*Brief*.
Omit every picture and output the rest of the records exactly as they are.

[Items from a dataset]
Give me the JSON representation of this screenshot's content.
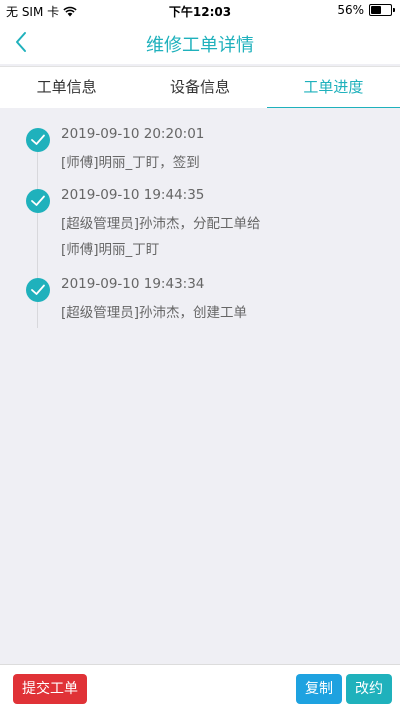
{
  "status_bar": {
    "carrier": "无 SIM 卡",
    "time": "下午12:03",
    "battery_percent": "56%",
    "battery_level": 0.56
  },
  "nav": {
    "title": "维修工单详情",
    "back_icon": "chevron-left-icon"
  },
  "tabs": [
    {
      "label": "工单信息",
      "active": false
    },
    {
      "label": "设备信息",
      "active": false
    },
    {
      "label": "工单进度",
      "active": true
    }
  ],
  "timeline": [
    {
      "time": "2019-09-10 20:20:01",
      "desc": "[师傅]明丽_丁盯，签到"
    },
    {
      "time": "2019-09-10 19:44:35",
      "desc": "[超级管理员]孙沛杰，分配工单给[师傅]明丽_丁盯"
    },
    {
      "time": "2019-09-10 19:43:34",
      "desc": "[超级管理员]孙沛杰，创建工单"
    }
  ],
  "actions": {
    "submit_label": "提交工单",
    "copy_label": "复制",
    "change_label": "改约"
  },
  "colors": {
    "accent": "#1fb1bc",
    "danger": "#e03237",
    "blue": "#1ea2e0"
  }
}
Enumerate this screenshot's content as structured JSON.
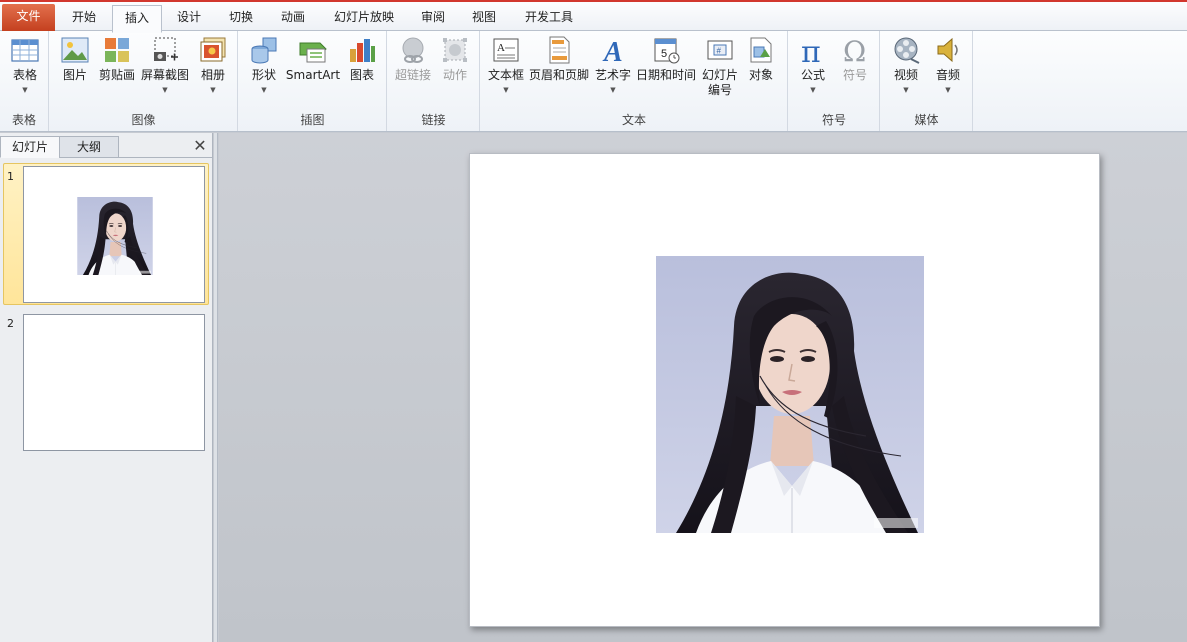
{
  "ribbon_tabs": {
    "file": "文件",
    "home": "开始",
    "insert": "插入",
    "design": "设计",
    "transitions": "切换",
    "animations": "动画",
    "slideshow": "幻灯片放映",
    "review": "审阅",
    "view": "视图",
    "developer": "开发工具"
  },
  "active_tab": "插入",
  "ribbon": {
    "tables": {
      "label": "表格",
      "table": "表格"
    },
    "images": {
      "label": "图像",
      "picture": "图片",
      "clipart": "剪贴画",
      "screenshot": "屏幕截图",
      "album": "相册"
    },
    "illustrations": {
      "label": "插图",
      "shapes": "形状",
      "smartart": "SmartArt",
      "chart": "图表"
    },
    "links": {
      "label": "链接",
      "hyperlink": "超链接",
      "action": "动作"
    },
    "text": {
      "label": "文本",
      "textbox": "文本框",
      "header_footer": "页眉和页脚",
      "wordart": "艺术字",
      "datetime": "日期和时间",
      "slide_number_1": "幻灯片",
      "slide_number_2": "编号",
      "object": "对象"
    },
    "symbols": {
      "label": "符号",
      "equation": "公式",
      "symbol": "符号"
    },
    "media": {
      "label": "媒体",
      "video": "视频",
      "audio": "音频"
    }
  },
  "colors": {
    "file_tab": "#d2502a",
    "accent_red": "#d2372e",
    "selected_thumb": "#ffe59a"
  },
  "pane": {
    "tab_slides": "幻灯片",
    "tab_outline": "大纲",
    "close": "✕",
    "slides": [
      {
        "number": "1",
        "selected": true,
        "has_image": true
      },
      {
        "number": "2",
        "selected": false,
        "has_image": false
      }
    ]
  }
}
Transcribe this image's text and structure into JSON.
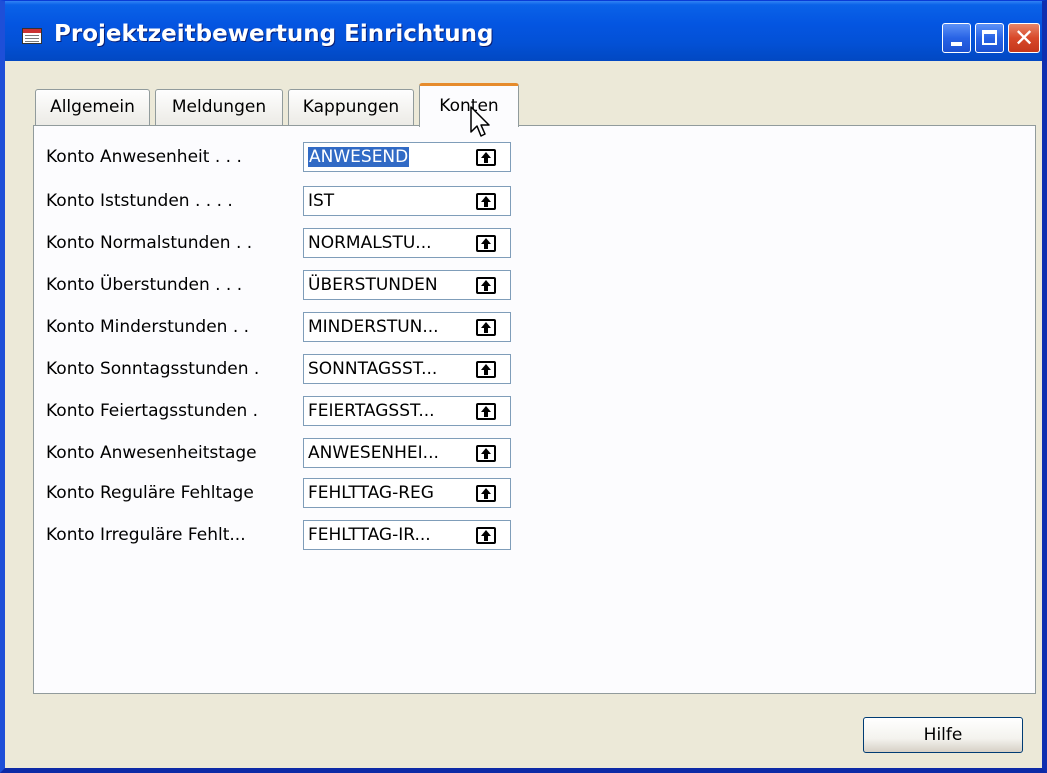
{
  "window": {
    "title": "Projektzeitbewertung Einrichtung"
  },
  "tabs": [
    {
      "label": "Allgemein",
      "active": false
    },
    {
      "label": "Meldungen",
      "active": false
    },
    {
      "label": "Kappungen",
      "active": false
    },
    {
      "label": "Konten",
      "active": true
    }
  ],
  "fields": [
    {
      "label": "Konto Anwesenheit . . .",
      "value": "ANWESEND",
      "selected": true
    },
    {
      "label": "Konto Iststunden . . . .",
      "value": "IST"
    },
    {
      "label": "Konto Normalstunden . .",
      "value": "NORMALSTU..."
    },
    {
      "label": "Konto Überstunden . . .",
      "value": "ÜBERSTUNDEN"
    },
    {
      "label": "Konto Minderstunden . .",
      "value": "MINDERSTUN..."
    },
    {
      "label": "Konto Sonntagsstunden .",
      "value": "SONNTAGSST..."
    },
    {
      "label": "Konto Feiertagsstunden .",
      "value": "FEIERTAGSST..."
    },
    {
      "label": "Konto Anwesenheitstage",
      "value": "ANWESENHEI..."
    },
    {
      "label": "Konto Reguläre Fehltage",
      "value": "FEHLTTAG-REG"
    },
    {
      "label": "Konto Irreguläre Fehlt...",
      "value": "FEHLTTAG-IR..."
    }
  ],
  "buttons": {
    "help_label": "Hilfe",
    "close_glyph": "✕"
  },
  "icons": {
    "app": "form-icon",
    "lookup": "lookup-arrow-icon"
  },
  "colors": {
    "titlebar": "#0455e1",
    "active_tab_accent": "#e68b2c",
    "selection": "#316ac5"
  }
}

*Solution for this exercise*.
Give me the JSON representation of this screenshot's content.
{
  "status_bar": {
    "carrier": "无 SIM 卡",
    "time": "下午12:03",
    "battery_percent": "56%",
    "battery_level": 0.56
  },
  "nav": {
    "title": "维修工单详情",
    "back_icon": "chevron-left-icon"
  },
  "tabs": [
    {
      "label": "工单信息",
      "active": false
    },
    {
      "label": "设备信息",
      "active": false
    },
    {
      "label": "工单进度",
      "active": true
    }
  ],
  "timeline": [
    {
      "time": "2019-09-10 20:20:01",
      "desc": "[师傅]明丽_丁盯，签到"
    },
    {
      "time": "2019-09-10 19:44:35",
      "desc": "[超级管理员]孙沛杰，分配工单给[师傅]明丽_丁盯"
    },
    {
      "time": "2019-09-10 19:43:34",
      "desc": "[超级管理员]孙沛杰，创建工单"
    }
  ],
  "actions": {
    "submit_label": "提交工单",
    "copy_label": "复制",
    "change_label": "改约"
  },
  "colors": {
    "accent": "#1fb1bc",
    "danger": "#e03237",
    "blue": "#1ea2e0"
  }
}
Enumerate this screenshot's content as structured JSON.
{
  "ribbon_tabs": {
    "file": "文件",
    "home": "开始",
    "insert": "插入",
    "design": "设计",
    "transitions": "切换",
    "animations": "动画",
    "slideshow": "幻灯片放映",
    "review": "审阅",
    "view": "视图",
    "developer": "开发工具"
  },
  "active_tab": "插入",
  "ribbon": {
    "tables": {
      "label": "表格",
      "table": "表格"
    },
    "images": {
      "label": "图像",
      "picture": "图片",
      "clipart": "剪贴画",
      "screenshot": "屏幕截图",
      "album": "相册"
    },
    "illustrations": {
      "label": "插图",
      "shapes": "形状",
      "smartart": "SmartArt",
      "chart": "图表"
    },
    "links": {
      "label": "链接",
      "hyperlink": "超链接",
      "action": "动作"
    },
    "text": {
      "label": "文本",
      "textbox": "文本框",
      "header_footer": "页眉和页脚",
      "wordart": "艺术字",
      "datetime": "日期和时间",
      "slide_number_1": "幻灯片",
      "slide_number_2": "编号",
      "object": "对象"
    },
    "symbols": {
      "label": "符号",
      "equation": "公式",
      "symbol": "符号"
    },
    "media": {
      "label": "媒体",
      "video": "视频",
      "audio": "音频"
    }
  },
  "colors": {
    "file_tab": "#d2502a",
    "accent_red": "#d2372e",
    "selected_thumb": "#ffe59a"
  },
  "pane": {
    "tab_slides": "幻灯片",
    "tab_outline": "大纲",
    "close": "✕",
    "slides": [
      {
        "number": "1",
        "selected": true,
        "has_image": true
      },
      {
        "number": "2",
        "selected": false,
        "has_image": false
      }
    ]
  }
}
Transcribe this image's text and structure into JSON.
{
  "window": {
    "title": "Projektzeitbewertung Einrichtung"
  },
  "tabs": [
    {
      "label": "Allgemein",
      "active": false
    },
    {
      "label": "Meldungen",
      "active": false
    },
    {
      "label": "Kappungen",
      "active": false
    },
    {
      "label": "Konten",
      "active": true
    }
  ],
  "fields": [
    {
      "label": "Konto Anwesenheit . . .",
      "value": "ANWESEND",
      "selected": true
    },
    {
      "label": "Konto Iststunden . . . .",
      "value": "IST"
    },
    {
      "label": "Konto Normalstunden . .",
      "value": "NORMALSTU..."
    },
    {
      "label": "Konto Überstunden . . .",
      "value": "ÜBERSTUNDEN"
    },
    {
      "label": "Konto Minderstunden . .",
      "value": "MINDERSTUN..."
    },
    {
      "label": "Konto Sonntagsstunden .",
      "value": "SONNTAGSST..."
    },
    {
      "label": "Konto Feiertagsstunden .",
      "value": "FEIERTAGSST..."
    },
    {
      "label": "Konto Anwesenheitstage",
      "value": "ANWESENHEI..."
    },
    {
      "label": "Konto Reguläre Fehltage",
      "value": "FEHLTTAG-REG"
    },
    {
      "label": "Konto Irreguläre Fehlt...",
      "value": "FEHLTTAG-IR..."
    }
  ],
  "buttons": {
    "help_label": "Hilfe",
    "close_glyph": "✕"
  },
  "icons": {
    "app": "form-icon",
    "lookup": "lookup-arrow-icon"
  },
  "colors": {
    "titlebar": "#0455e1",
    "active_tab_accent": "#e68b2c",
    "selection": "#316ac5"
  }
}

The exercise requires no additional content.